▶ [OBJECTIVE] Set down all of the data that follows word for word, without the images.
==*==
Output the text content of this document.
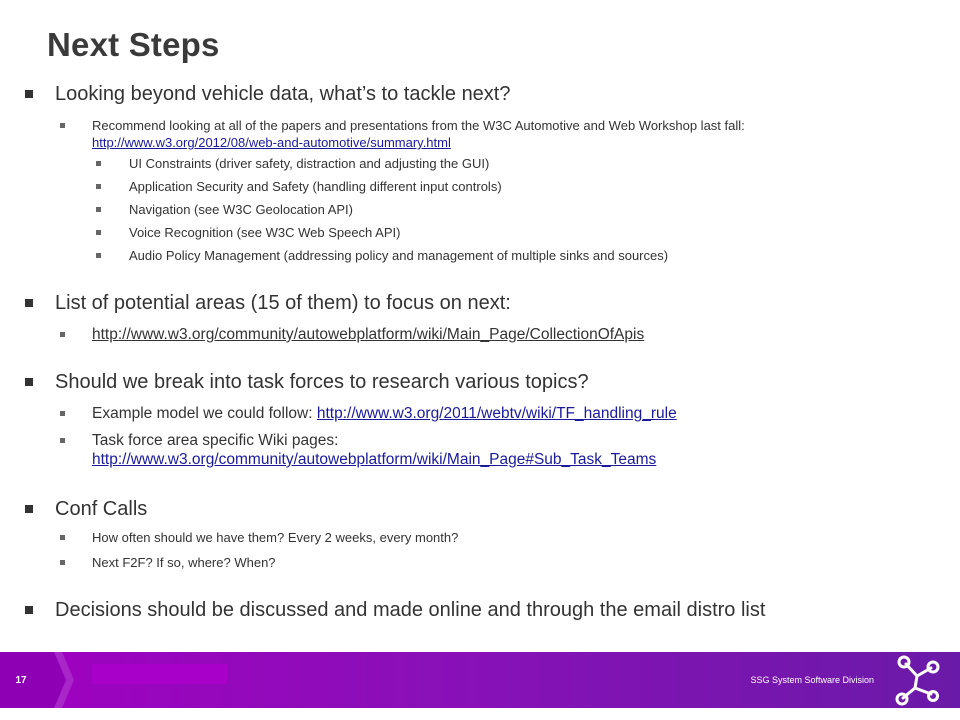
Next Steps
Looking beyond vehicle data, what’s to tackle next?
Recommend looking at all of the papers and presentations from the W3C Automotive and Web Workshop last fall: http://www.w3.org/2012/08/web-and-automotive/summary.html
UI Constraints (driver safety, distraction and adjusting the GUI)
Application Security and Safety (handling different input controls)
Navigation (see W3C Geolocation API)
Voice Recognition (see W3C Web Speech API)
Audio Policy Management (addressing policy and management of multiple sinks and sources)
List of potential areas (15 of them) to focus on next:
http://www.w3.org/community/autowebplatform/wiki/Main_Page/CollectionOfApis
Should we break into task forces to research various topics?
Example model we could follow: http://www.w3.org/2011/webtv/wiki/TF_handling_rule
Task force area specific Wiki pages:
http://www.w3.org/community/autowebplatform/wiki/Main_Page#Sub_Task_Teams
Conf Calls
How often should we have them? Every 2 weeks, every month?
Next F2F? If so, where? When?
Decisions should be discussed and made online and through the email distro list
17	SSG System Software Division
==*==
▶ [FINAL RESULT]
Output the text content of this document.
Next Steps
Looking beyond vehicle data, what’s to tackle next?
Recommend looking at all of the papers and presentations from the W3C Automotive and Web Workshop last fall: http://www.w3.org/2012/08/web-and-automotive/summary.html
UI Constraints (driver safety, distraction and adjusting the GUI)
Application Security and Safety (handling different input controls)
Navigation (see W3C Geolocation API)
Voice Recognition (see W3C Web Speech API)
Audio Policy Management (addressing policy and management of multiple sinks and sources)
List of potential areas (15 of them) to focus on next:
http://www.w3.org/community/autowebplatform/wiki/Main_Page/CollectionOfApis
Should we break into task forces to research various topics?
Example model we could follow: http://www.w3.org/2011/webtv/wiki/TF_handling_rule
Task force area specific Wiki pages:
http://www.w3.org/community/autowebplatform/wiki/Main_Page#Sub_Task_Teams
Conf Calls
How often should we have them? Every 2 weeks, every month?
Next F2F? If so, where? When?
Decisions should be discussed and made online and through the email distro list
17	SSG System Software Division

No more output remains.